### DATASET
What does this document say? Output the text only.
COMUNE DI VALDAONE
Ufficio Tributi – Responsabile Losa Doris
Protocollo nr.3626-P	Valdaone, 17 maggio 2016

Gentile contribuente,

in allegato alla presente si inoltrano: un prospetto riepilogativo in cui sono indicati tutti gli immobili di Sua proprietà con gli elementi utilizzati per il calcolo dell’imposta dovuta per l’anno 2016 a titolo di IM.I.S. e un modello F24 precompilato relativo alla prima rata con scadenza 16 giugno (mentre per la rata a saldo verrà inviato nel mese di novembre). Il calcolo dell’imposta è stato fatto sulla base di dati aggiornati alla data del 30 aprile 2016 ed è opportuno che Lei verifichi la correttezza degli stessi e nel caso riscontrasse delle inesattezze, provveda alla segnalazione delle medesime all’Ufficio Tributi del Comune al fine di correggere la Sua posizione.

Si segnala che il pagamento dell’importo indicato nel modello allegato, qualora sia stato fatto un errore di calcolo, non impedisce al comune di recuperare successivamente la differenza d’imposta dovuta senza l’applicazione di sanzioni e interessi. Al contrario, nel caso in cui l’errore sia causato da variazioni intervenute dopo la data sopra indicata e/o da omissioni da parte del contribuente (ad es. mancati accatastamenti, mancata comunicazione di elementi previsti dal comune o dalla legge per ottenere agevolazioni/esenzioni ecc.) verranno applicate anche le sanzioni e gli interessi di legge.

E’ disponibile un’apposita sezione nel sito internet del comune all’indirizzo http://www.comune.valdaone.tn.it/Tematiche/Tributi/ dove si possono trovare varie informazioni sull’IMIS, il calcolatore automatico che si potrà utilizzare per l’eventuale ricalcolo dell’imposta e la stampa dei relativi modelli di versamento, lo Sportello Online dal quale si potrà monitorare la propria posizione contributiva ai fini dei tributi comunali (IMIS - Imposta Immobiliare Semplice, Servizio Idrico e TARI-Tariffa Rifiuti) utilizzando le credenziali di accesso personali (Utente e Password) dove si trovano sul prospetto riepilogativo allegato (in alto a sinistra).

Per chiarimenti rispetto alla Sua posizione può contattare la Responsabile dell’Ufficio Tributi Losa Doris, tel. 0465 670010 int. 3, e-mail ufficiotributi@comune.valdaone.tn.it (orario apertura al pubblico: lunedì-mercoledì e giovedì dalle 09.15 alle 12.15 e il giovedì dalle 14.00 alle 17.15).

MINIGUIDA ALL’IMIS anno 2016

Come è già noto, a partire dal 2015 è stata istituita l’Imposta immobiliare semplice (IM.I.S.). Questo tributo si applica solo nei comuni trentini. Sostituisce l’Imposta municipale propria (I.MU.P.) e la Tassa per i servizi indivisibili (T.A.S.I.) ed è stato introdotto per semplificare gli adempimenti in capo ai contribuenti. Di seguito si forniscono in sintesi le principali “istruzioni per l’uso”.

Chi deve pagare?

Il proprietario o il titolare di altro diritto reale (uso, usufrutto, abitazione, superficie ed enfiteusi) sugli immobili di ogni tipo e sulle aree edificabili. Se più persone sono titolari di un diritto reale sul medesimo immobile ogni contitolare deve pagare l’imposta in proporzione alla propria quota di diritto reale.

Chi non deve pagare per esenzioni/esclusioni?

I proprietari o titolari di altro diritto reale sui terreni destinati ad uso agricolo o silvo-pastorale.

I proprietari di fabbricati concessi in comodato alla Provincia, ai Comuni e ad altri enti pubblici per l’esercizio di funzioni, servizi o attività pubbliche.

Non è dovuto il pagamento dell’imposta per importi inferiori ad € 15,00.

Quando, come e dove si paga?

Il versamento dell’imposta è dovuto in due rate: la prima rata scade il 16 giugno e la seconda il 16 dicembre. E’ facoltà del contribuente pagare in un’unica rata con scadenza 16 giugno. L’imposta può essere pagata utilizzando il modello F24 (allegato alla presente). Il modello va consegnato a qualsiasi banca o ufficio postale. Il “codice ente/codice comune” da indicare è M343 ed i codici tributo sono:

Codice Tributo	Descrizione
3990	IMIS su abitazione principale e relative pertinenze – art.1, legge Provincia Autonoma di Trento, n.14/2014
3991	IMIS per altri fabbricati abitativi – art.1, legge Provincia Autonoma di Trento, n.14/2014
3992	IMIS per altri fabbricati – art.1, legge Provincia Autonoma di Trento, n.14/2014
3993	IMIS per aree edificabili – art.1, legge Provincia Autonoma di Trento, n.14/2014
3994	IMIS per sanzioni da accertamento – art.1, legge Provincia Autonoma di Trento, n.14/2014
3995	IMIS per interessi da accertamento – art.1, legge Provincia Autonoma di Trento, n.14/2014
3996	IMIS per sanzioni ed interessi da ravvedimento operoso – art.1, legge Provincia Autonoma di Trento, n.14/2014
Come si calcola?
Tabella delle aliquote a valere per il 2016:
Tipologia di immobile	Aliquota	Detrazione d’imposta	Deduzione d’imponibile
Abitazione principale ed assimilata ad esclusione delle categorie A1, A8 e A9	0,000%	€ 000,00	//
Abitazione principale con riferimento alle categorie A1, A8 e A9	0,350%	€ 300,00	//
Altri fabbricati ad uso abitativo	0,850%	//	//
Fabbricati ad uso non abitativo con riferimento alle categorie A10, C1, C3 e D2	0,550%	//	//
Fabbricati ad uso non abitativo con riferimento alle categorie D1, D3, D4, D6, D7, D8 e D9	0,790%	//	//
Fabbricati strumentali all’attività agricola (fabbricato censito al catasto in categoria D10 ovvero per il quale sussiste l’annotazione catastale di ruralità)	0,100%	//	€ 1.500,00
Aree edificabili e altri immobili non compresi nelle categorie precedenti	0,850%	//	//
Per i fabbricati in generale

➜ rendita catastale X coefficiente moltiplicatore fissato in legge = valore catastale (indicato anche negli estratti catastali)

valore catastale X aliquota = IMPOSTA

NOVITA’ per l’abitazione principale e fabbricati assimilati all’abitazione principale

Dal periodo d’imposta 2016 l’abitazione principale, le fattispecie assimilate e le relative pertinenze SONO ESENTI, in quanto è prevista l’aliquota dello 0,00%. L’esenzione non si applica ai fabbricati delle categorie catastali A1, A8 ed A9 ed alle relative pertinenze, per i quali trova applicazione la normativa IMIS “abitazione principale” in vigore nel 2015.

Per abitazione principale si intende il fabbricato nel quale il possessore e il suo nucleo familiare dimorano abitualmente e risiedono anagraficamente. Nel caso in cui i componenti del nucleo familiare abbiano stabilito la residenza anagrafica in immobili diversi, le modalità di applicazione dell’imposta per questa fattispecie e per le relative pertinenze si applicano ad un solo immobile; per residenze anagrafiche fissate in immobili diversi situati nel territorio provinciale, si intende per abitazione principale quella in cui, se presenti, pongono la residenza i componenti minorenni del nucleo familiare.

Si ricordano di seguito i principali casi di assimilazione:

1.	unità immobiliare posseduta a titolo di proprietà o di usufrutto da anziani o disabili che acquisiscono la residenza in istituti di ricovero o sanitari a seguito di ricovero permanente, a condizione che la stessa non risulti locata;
---
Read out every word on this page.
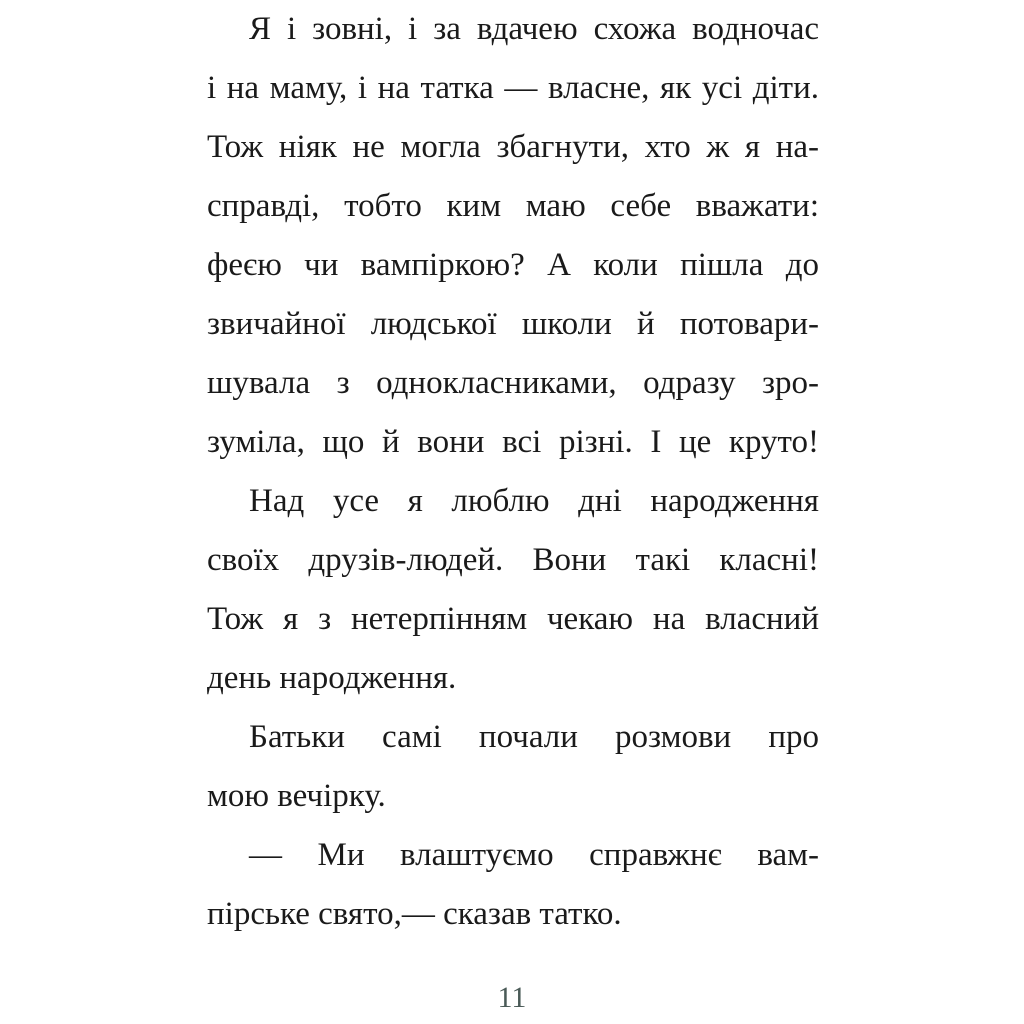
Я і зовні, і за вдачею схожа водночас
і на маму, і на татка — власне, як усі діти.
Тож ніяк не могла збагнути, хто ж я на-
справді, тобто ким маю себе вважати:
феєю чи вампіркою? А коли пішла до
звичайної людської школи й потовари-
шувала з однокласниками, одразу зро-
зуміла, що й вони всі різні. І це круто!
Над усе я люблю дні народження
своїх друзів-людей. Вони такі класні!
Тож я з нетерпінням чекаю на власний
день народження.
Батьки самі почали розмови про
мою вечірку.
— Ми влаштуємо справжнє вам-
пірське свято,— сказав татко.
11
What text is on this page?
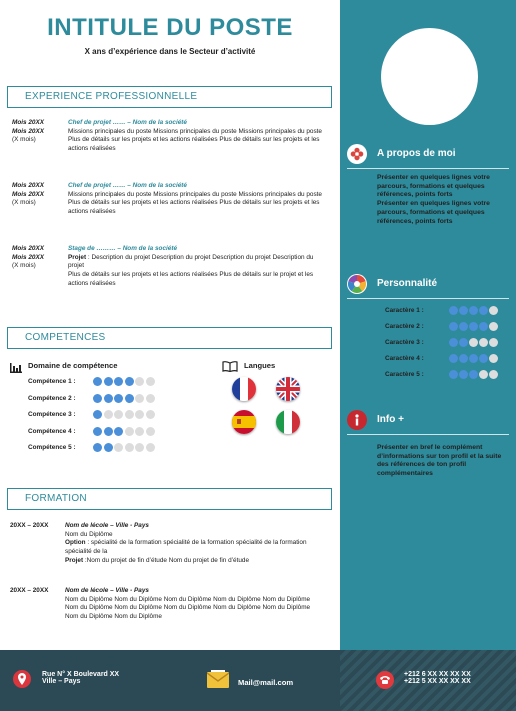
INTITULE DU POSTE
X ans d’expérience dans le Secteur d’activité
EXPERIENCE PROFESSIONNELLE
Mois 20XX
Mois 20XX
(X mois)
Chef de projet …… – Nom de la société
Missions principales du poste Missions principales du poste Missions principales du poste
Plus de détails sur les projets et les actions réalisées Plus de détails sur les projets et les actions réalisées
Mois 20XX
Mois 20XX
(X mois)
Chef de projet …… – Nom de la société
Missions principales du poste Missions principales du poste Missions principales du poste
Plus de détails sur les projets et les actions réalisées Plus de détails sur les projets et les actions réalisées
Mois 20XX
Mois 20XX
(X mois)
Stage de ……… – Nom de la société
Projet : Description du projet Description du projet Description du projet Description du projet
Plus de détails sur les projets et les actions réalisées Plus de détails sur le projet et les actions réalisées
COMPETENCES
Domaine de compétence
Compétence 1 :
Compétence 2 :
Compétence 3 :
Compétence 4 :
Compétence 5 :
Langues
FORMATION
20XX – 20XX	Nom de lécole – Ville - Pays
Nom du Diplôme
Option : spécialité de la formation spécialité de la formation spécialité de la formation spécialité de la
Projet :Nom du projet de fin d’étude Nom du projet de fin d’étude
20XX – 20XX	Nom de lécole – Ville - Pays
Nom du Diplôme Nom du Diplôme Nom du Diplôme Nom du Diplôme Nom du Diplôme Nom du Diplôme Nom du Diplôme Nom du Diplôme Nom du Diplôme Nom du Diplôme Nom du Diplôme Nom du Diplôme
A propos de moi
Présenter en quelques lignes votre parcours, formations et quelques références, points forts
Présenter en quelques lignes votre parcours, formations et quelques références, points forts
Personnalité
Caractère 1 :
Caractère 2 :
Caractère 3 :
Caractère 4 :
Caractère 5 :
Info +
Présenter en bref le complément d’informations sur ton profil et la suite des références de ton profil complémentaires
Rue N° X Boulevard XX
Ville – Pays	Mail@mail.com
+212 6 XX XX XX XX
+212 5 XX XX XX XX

### EXERCISE INSTRUCTIONS
Collect the lines of the records that include the string "What".

### FINISHED EXERCISE
What does this document say? Output the text only.
What text is on this page?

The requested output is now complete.